Stated exercise: Reproduce the entries word for word, and omit any picture you find in them.

Records for the exercise:
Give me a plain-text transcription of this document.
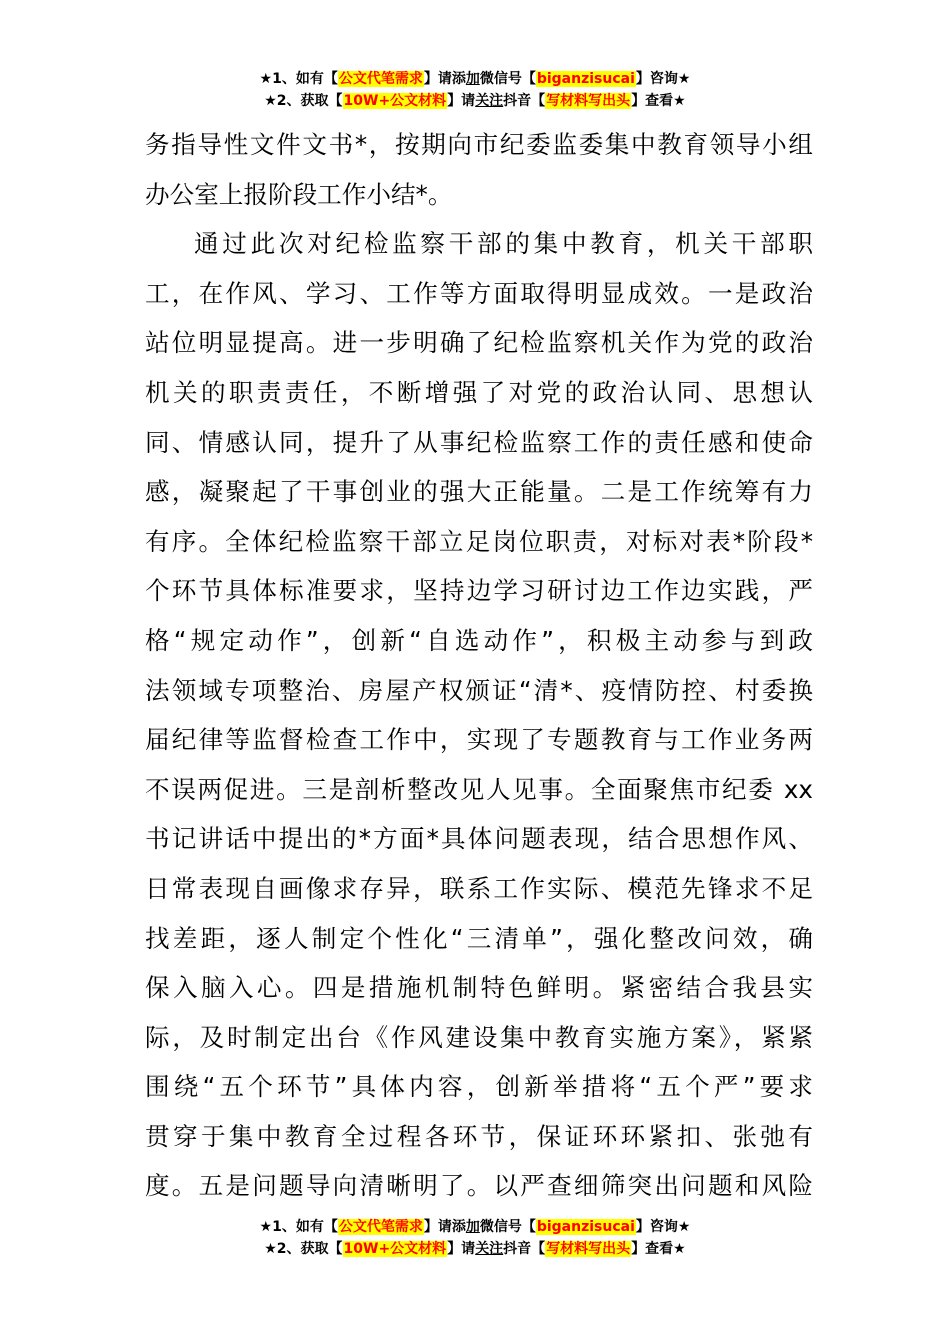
★1、如有【公文代笔需求】请添加微信号【biganzisucai】咨询★
★2、获取【10W+公文材料】请关注抖音【写材料写出头】查看★
务指导性文件文书*，按期向市纪委监委集中教育领导小组
办公室上报阶段工作小结*。
通过此次对纪检监察干部的集中教育，机关干部职
工，在作风、学习、工作等方面取得明显成效。一是政治
站位明显提高。进一步明确了纪检监察机关作为党的政治
机关的职责责任，不断增强了对党的政治认同、思想认
同、情感认同，提升了从事纪检监察工作的责任感和使命
感，凝聚起了干事创业的强大正能量。二是工作统筹有力
有序。全体纪检监察干部立足岗位职责，对标对表*阶段*
个环节具体标准要求，坚持边学习研讨边工作边实践，严
格“规定动作”，创新“自选动作”，积极主动参与到政
法领域专项整治、房屋产权颁证“清*、疫情防控、村委换
届纪律等监督检查工作中，实现了专题教育与工作业务两
不误两促进。三是剖析整改见人见事。全面聚焦市纪委 xx
书记讲话中提出的*方面*具体问题表现，结合思想作风、
日常表现自画像求存异，联系工作实际、模范先锋求不足
找差距，逐人制定个性化“三清单”，强化整改问效，确
保入脑入心。四是措施机制特色鲜明。紧密结合我县实
际，及时制定出台《作风建设集中教育实施方案》，紧紧
围绕“五个环节”具体内容，创新举措将“五个严”要求
贯穿于集中教育全过程各环节，保证环环紧扣、张弛有
度。五是问题导向清晰明了。以严查细筛突出问题和风险
★1、如有【公文代笔需求】请添加微信号【biganzisucai】咨询★
★2、获取【10W+公文材料】请关注抖音【写材料写出头】查看★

The completed task:
Give me a plain-text transcription of this document.
★1、如有【公文代笔需求】请添加微信号【biganzisucai】咨询★
★2、获取【10W+公文材料】请关注抖音【写材料写出头】查看★
务指导性文件文书*，按期向市纪委监委集中教育领导小组
办公室上报阶段工作小结*。
通过此次对纪检监察干部的集中教育，机关干部职
工，在作风、学习、工作等方面取得明显成效。一是政治
站位明显提高。进一步明确了纪检监察机关作为党的政治
机关的职责责任，不断增强了对党的政治认同、思想认
同、情感认同，提升了从事纪检监察工作的责任感和使命
感，凝聚起了干事创业的强大正能量。二是工作统筹有力
有序。全体纪检监察干部立足岗位职责，对标对表*阶段*
个环节具体标准要求，坚持边学习研讨边工作边实践，严
格“规定动作”，创新“自选动作”，积极主动参与到政
法领域专项整治、房屋产权颁证“清*、疫情防控、村委换
届纪律等监督检查工作中，实现了专题教育与工作业务两
不误两促进。三是剖析整改见人见事。全面聚焦市纪委 xx
书记讲话中提出的*方面*具体问题表现，结合思想作风、
日常表现自画像求存异，联系工作实际、模范先锋求不足
找差距，逐人制定个性化“三清单”，强化整改问效，确
保入脑入心。四是措施机制特色鲜明。紧密结合我县实
际，及时制定出台《作风建设集中教育实施方案》，紧紧
围绕“五个环节”具体内容，创新举措将“五个严”要求
贯穿于集中教育全过程各环节，保证环环紧扣、张弛有
度。五是问题导向清晰明了。以严查细筛突出问题和风险
★1、如有【公文代笔需求】请添加微信号【biganzisucai】咨询★
★2、获取【10W+公文材料】请关注抖音【写材料写出头】查看★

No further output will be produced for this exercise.